▸ TASK INPUTS
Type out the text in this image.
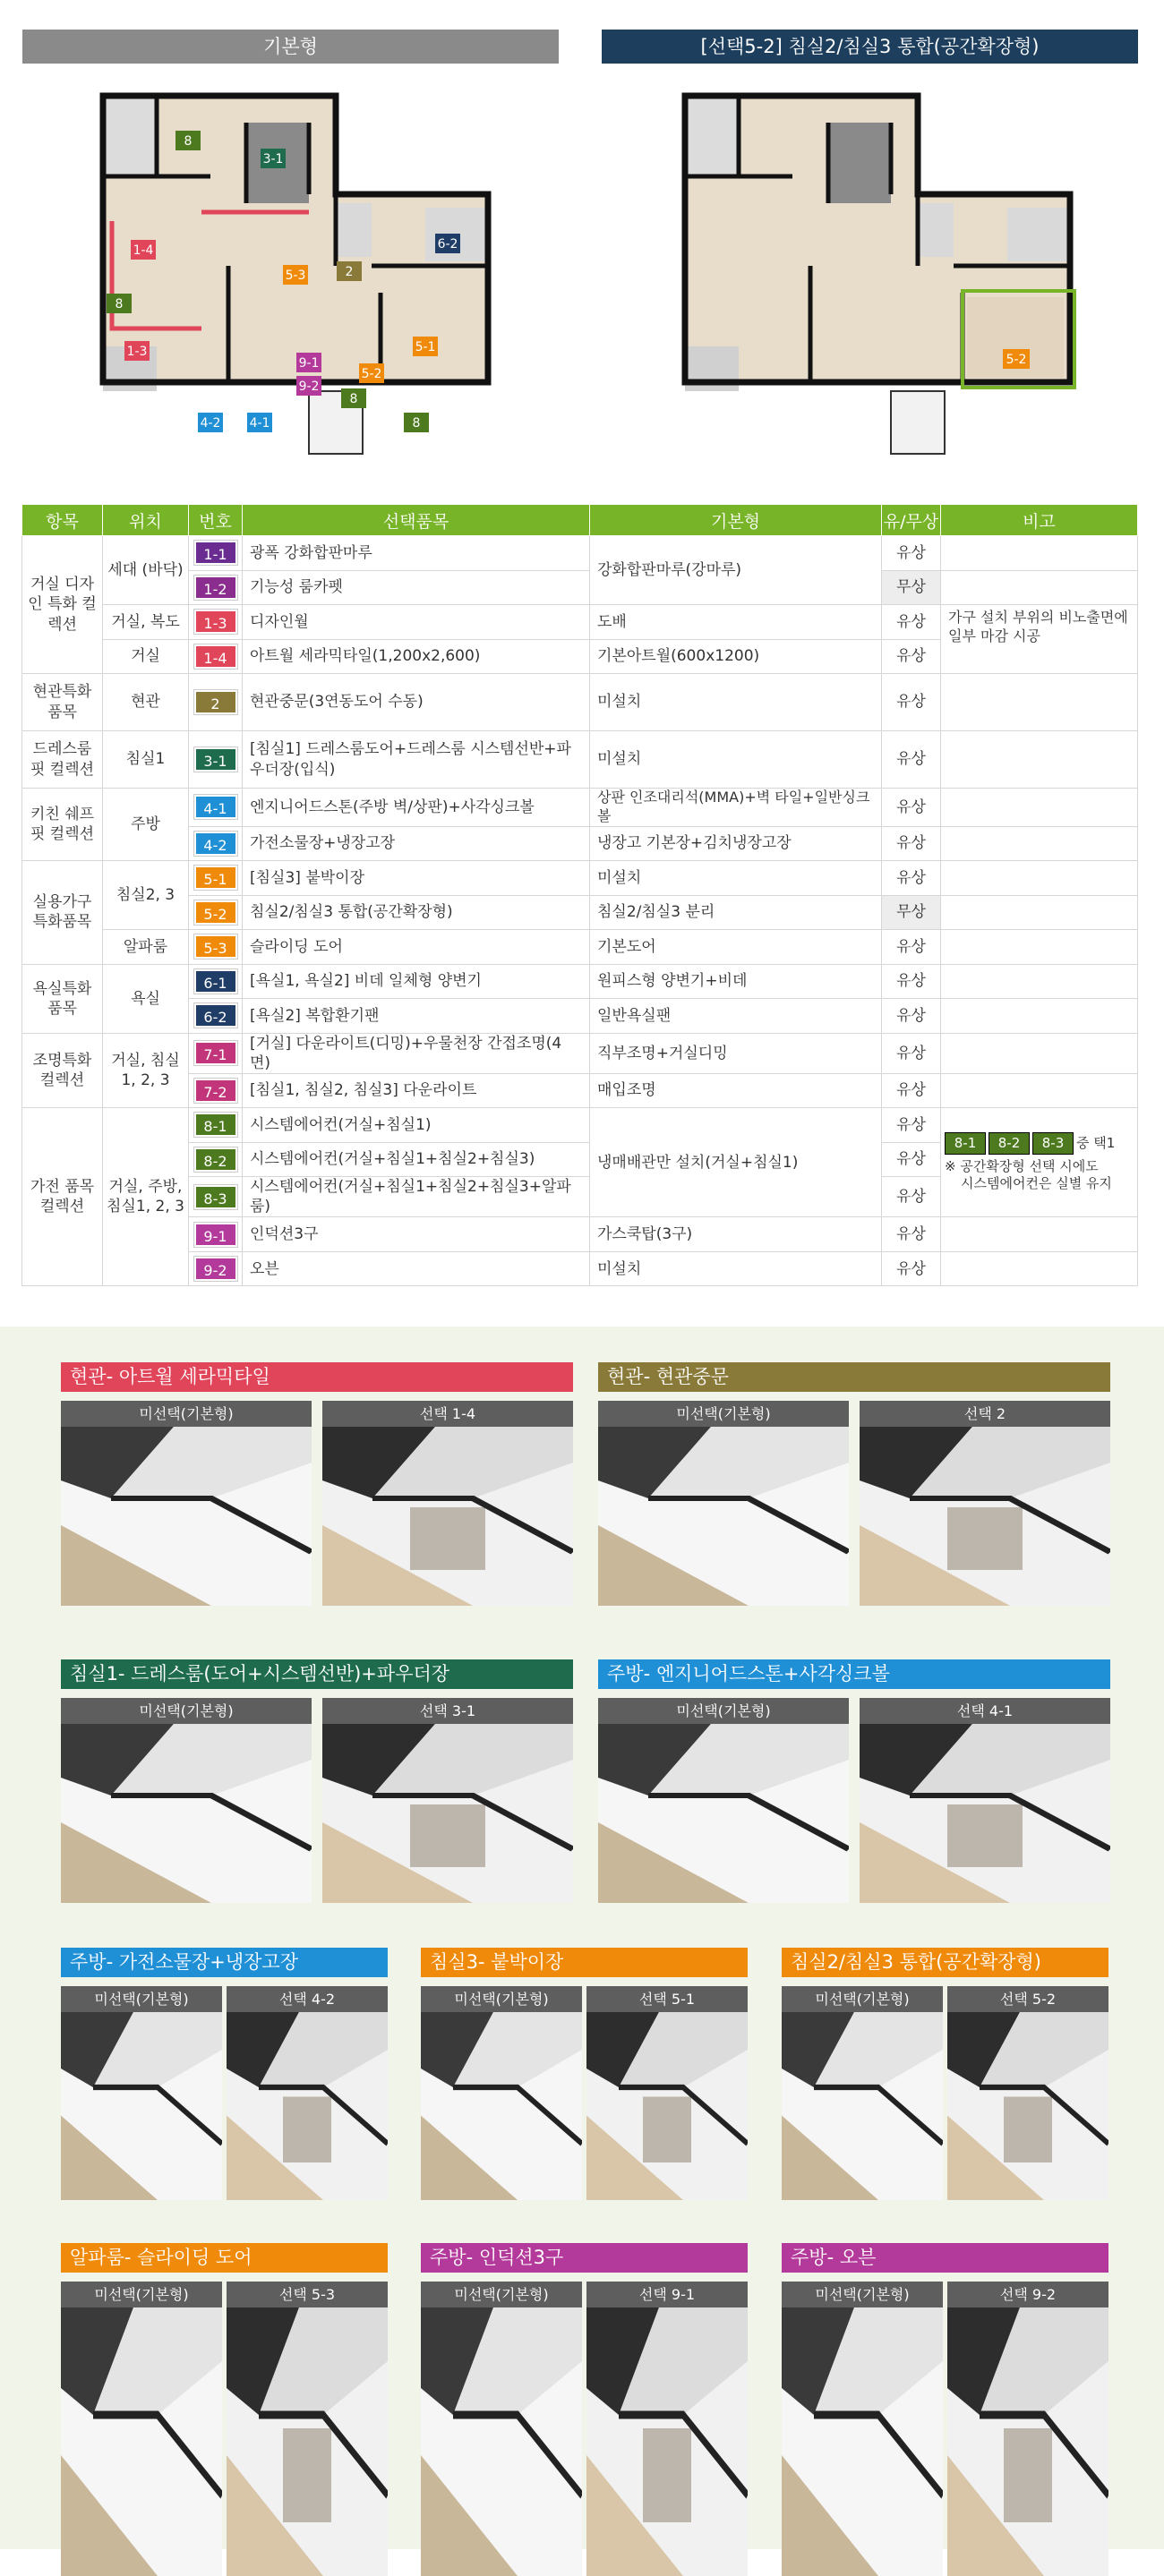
기본형	[선택5-2] 침실2/침실3 통합(공간확장형)
8
3-1
6-2
1-4
8
5-3	2
1-3	5-1
9-1
9-2
5-2
8
4-2 4-1	8
5-2
항목	위치	번호	선택품목	기본형	유/무상	비고
거실 디자인 특화 컬렉션	세대 (바닥)	1-1	광폭 강화합판마루	강화합판마루(강마루)	유상	
		1-2	기능성 룸카펫		무상	
	거실, 복도	1-3	디자인월	도배	유상	가구 설치 부위의 비노출면에 일부 마감 시공
	거실	1-4	아트월 세라믹타일(1,200x2,600)	기본아트월(600x1200)	유상	
현관특화 품목	현관	2	현관중문(3연동도어 수동)	미설치	유상	
드레스룸 핏 컬렉션	침실1	3-1	[침실1] 드레스룸도어+드레스룸 시스템선반+파우더장(입식)	미설치	유상	
키친 쉐프핏 컬렉션	주방	4-1	엔지니어드스톤(주방 벽/상판)+사각싱크볼	상판 인조대리석(MMA)+벽 타일+일반싱크볼	유상	
		4-2	가전소물장+냉장고장	냉장고 기본장+김치냉장고장	유상	
실용가구 특화품목	침실2, 3	5-1	[침실3] 붙박이장	미설치	유상	
		5-2	침실2/침실3 통합(공간확장형)	침실2/침실3 분리	무상	
	알파룸	5-3	슬라이딩 도어	기본도어	유상	
욕실특화 품목	욕실	6-1	[욕실1, 욕실2] 비데 일체형 양변기	원피스형 양변기+비데	유상	
		6-2	[욕실2] 복합환기팬	일반욕실팬	유상	
조명특화 컬렉션	거실, 침실1, 2, 3	7-1	[거실] 다운라이트(디밍)+우물천장 간접조명(4면)	직부조명+거실디밍	유상	
		7-2	[침실1, 침실2, 침실3] 다운라이트	매입조명	유상	
가전 품목 컬렉션	거실, 주방, 침실1, 2, 3	8-1	시스템에어컨(거실+침실1)	냉매배관만 설치(거실+침실1)	유상	8-1 8-2 8-3 중 택1
※ 공간확장형 선택 시에도
시스템에어컨은 실별 유지

		8-2	시스템에어컨(거실+침실1+침실2+침실3)		유상	
		8-3	시스템에어컨(거실+침실1+침실2+침실3+알파룸)		유상	
		9-1	인덕션3구	가스쿡탑(3구)	유상	
		9-2	오븐	미설치	유상	
현관- 아트월 세라믹타일
미선택(기본형)	선택 1-4
현관- 현관중문
미선택(기본형)	선택 2
침실1- 드레스룸(도어+시스템선반)+파우더장
미선택(기본형)	선택 3-1
주방- 엔지니어드스톤+사각싱크볼
미선택(기본형)	선택 4-1
주방- 가전소물장+냉장고장
미선택(기본형)	선택 4-2
침실3- 붙박이장
미선택(기본형)	선택 5-1
침실2/침실3 통합(공간확장형)
미선택(기본형)	선택 5-2
알파룸- 슬라이딩 도어
미선택(기본형)	선택 5-3
주방- 인덕션3구
미선택(기본형)	선택 9-1
주방- 오븐
미선택(기본형)	선택 9-2
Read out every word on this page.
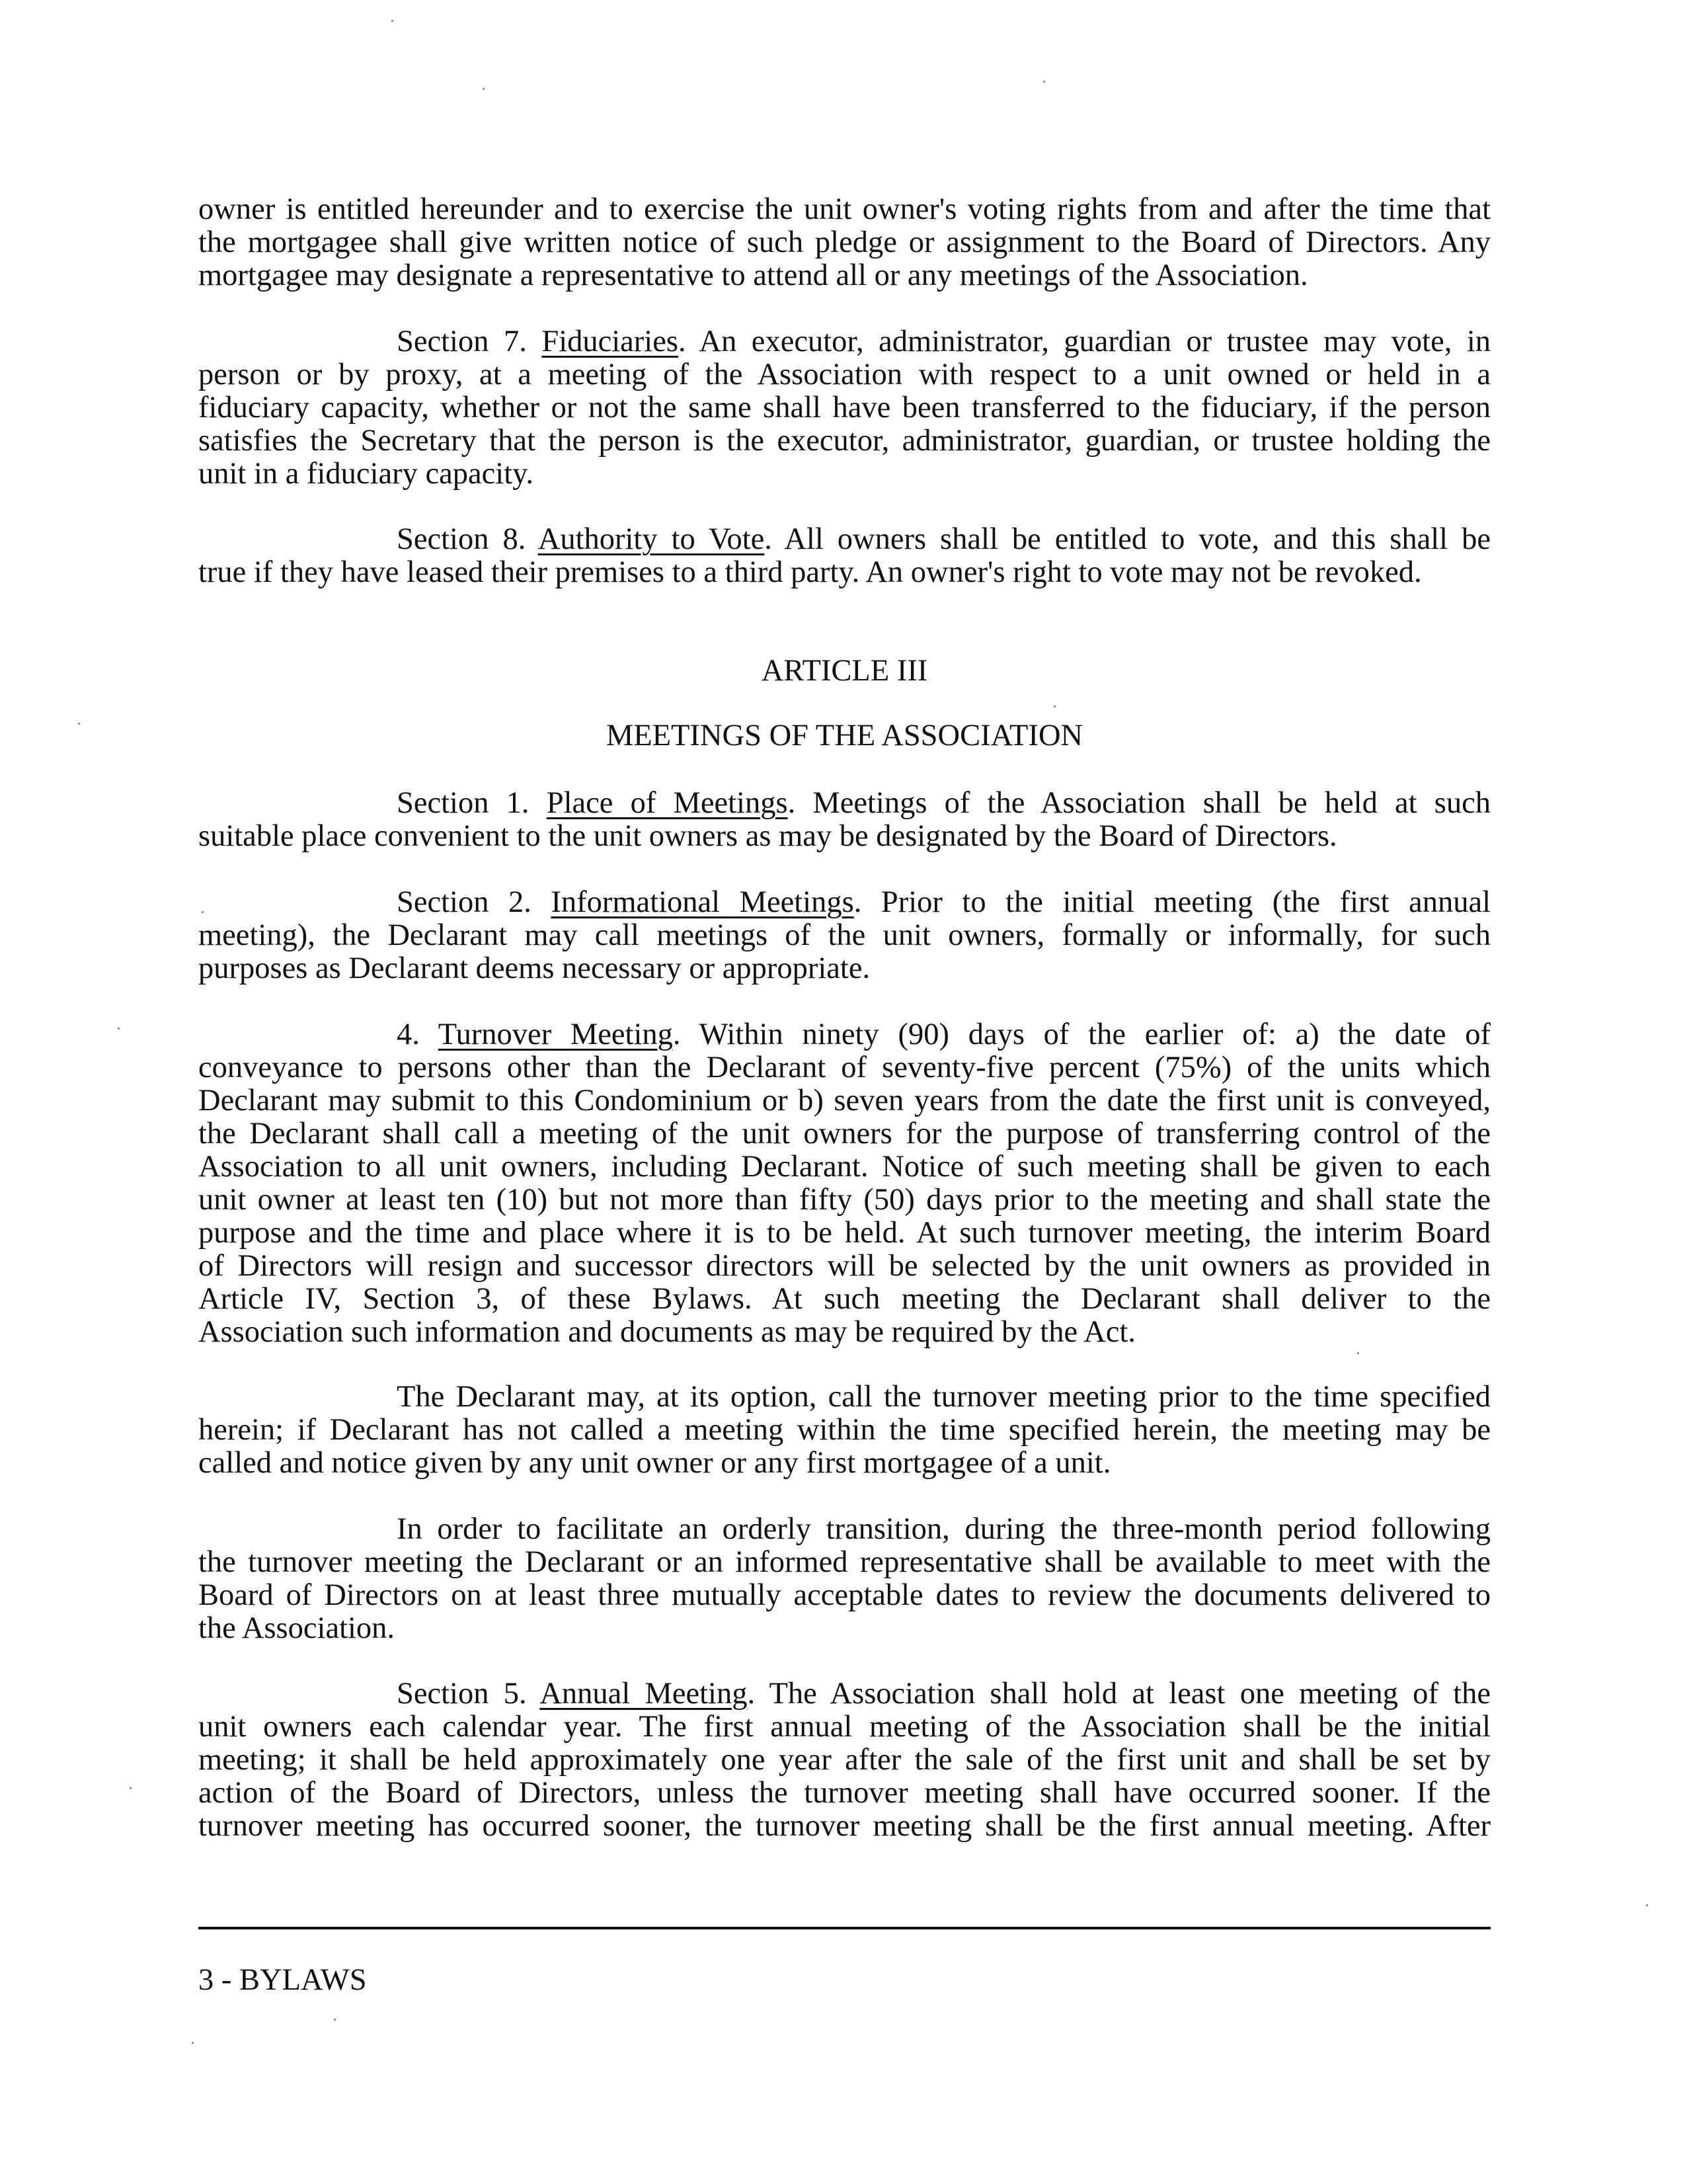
owner is entitled hereunder and to exercise the unit owner's voting rights from and after the time that
the mortgagee shall give written notice of such pledge or assignment to the Board of Directors. Any
mortgagee may designate a representative to attend all or any meetings of the Association.
Section 7. Fiduciaries. An executor, administrator, guardian or trustee may vote, in
person or by proxy, at a meeting of the Association with respect to a unit owned or held in a
fiduciary capacity, whether or not the same shall have been transferred to the fiduciary, if the person
satisfies the Secretary that the person is the executor, administrator, guardian, or trustee holding the
unit in a fiduciary capacity.
Section 8. Authority to Vote. All owners shall be entitled to vote, and this shall be
true if they have leased their premises to a third party. An owner's right to vote may not be revoked.
ARTICLE III
MEETINGS OF THE ASSOCIATION
Section 1. Place of Meetings. Meetings of the Association shall be held at such
suitable place convenient to the unit owners as may be designated by the Board of Directors.
Section 2. Informational Meetings. Prior to the initial meeting (the first annual
meeting), the Declarant may call meetings of the unit owners, formally or informally, for such
purposes as Declarant deems necessary or appropriate.
4. Turnover Meeting. Within ninety (90) days of the earlier of: a) the date of
conveyance to persons other than the Declarant of seventy-five percent (75%) of the units which
Declarant may submit to this Condominium or b) seven years from the date the first unit is conveyed,
the Declarant shall call a meeting of the unit owners for the purpose of transferring control of the
Association to all unit owners, including Declarant. Notice of such meeting shall be given to each
unit owner at least ten (10) but not more than fifty (50) days prior to the meeting and shall state the
purpose and the time and place where it is to be held. At such turnover meeting, the interim Board
of Directors will resign and successor directors will be selected by the unit owners as provided in
Article IV, Section 3, of these Bylaws. At such meeting the Declarant shall deliver to the
Association such information and documents as may be required by the Act.
The Declarant may, at its option, call the turnover meeting prior to the time specified
herein; if Declarant has not called a meeting within the time specified herein, the meeting may be
called and notice given by any unit owner or any first mortgagee of a unit.
In order to facilitate an orderly transition, during the three-month period following
the turnover meeting the Declarant or an informed representative shall be available to meet with the
Board of Directors on at least three mutually acceptable dates to review the documents delivered to
the Association.
Section 5. Annual Meeting. The Association shall hold at least one meeting of the
unit owners each calendar year. The first annual meeting of the Association shall be the initial
meeting; it shall be held approximately one year after the sale of the first unit and shall be set by
action of the Board of Directors, unless the turnover meeting shall have occurred sooner. If the
turnover meeting has occurred sooner, the turnover meeting shall be the first annual meeting. After
3 - BYLAWS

▸ WHAT YOU SHOULD DO
Return every line of the preceding records in which the word "Declarant" appears.

▸ COMPLETED EXERCISE
meeting), the Declarant may call meetings of the unit owners, formally or informally, for such
purposes as Declarant deems necessary or appropriate.
conveyance to persons other than the Declarant of seventy-five percent (75%) of the units which
Declarant may submit to this Condominium or b) seven years from the date the first unit is conveyed,
the Declarant shall call a meeting of the unit owners for the purpose of transferring control of the
Association to all unit owners, including Declarant. Notice of such meeting shall be given to each
Article IV, Section 3, of these Bylaws. At such meeting the Declarant shall deliver to the
The Declarant may, at its option, call the turnover meeting prior to the time specified
herein; if Declarant has not called a meeting within the time specified herein, the meeting may be
the turnover meeting the Declarant or an informed representative shall be available to meet with the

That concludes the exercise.